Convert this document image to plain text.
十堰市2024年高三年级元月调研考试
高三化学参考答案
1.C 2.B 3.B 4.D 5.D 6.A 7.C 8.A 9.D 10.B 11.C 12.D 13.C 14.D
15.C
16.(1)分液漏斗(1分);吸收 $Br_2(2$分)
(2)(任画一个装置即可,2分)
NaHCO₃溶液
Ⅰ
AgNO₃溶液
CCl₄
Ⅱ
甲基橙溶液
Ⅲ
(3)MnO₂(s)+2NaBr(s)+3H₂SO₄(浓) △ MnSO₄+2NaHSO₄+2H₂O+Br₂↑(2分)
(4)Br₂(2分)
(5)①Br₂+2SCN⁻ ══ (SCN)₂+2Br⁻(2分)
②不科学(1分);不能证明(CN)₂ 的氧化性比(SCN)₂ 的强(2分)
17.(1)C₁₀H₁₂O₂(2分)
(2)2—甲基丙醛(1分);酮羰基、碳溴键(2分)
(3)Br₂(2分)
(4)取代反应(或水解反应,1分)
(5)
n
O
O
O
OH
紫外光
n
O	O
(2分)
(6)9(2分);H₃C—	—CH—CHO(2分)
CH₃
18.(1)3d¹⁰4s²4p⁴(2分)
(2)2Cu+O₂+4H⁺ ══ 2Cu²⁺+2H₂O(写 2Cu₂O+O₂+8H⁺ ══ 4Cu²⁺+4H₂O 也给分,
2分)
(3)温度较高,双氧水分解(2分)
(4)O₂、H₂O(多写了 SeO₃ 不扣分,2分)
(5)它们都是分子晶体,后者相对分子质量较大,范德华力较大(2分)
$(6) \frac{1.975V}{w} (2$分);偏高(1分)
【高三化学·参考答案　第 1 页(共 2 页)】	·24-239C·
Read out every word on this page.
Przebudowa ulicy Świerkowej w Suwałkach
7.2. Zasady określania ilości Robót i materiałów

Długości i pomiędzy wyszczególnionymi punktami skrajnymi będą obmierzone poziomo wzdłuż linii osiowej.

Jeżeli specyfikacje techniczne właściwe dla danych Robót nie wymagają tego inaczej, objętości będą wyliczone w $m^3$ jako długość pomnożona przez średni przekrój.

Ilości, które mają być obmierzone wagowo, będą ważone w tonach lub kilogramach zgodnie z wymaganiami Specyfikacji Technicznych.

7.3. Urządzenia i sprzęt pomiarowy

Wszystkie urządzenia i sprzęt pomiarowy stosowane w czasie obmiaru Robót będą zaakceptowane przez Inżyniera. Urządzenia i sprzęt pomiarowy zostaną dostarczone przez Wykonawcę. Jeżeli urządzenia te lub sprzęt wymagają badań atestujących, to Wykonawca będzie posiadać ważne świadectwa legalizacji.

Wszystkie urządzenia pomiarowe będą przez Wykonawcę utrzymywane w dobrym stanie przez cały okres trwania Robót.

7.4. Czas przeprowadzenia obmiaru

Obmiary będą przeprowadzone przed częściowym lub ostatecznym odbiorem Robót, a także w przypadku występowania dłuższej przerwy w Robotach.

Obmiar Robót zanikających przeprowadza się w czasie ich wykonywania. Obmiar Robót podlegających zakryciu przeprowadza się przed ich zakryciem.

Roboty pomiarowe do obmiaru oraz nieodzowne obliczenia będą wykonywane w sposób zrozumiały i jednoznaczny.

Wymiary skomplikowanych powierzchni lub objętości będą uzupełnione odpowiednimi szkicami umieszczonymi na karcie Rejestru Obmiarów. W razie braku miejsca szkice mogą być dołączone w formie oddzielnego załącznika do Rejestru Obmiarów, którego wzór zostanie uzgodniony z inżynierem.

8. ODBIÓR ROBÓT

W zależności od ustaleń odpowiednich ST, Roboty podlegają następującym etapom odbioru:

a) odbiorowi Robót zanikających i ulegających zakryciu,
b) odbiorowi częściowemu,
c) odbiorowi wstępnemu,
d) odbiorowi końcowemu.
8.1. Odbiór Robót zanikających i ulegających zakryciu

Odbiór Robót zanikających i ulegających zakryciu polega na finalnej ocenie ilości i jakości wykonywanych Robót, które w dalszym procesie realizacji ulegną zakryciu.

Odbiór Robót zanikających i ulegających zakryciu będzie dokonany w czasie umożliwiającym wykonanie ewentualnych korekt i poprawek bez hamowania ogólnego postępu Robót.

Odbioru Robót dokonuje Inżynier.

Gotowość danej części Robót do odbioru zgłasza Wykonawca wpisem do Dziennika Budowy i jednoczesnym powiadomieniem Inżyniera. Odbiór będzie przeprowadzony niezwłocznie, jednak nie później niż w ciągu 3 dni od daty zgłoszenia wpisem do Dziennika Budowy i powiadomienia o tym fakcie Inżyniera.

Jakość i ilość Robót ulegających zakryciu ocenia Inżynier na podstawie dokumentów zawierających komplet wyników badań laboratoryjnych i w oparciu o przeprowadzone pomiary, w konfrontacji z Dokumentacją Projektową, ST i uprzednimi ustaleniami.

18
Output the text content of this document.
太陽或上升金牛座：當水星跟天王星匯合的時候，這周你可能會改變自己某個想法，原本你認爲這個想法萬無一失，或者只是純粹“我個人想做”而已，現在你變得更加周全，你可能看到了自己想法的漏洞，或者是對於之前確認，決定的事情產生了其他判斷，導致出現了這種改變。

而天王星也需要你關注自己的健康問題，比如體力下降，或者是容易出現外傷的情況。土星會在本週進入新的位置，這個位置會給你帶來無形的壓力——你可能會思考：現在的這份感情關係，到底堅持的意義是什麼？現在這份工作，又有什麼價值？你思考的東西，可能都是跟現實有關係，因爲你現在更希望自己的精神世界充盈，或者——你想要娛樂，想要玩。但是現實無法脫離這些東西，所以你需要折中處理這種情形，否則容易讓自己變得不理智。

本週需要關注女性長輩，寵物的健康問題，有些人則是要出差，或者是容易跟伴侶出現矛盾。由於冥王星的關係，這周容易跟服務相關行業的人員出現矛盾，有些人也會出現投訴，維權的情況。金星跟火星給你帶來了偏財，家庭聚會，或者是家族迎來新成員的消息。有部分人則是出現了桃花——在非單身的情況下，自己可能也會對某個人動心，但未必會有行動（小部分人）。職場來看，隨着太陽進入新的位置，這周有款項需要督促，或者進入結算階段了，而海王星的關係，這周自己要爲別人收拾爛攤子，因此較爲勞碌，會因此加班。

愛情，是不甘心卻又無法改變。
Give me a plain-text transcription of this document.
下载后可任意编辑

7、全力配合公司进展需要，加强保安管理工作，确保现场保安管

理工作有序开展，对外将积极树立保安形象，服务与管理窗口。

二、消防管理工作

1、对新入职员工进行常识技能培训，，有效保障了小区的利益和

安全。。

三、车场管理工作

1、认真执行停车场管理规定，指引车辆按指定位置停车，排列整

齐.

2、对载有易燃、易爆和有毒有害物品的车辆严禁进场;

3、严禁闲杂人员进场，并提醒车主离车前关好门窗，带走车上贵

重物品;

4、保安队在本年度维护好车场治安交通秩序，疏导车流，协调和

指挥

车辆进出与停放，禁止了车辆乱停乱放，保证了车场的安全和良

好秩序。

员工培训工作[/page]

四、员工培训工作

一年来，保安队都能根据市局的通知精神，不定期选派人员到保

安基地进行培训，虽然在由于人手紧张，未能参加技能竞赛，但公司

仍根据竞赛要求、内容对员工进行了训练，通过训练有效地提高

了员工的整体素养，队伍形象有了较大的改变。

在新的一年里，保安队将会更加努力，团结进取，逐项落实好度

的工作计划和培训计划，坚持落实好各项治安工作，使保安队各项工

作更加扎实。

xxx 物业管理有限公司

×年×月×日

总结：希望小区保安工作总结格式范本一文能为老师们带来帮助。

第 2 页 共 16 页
○ ○ ○ ○ ○
Your answer should be a single number: how many lines in the data above include "pomiarowe"?

2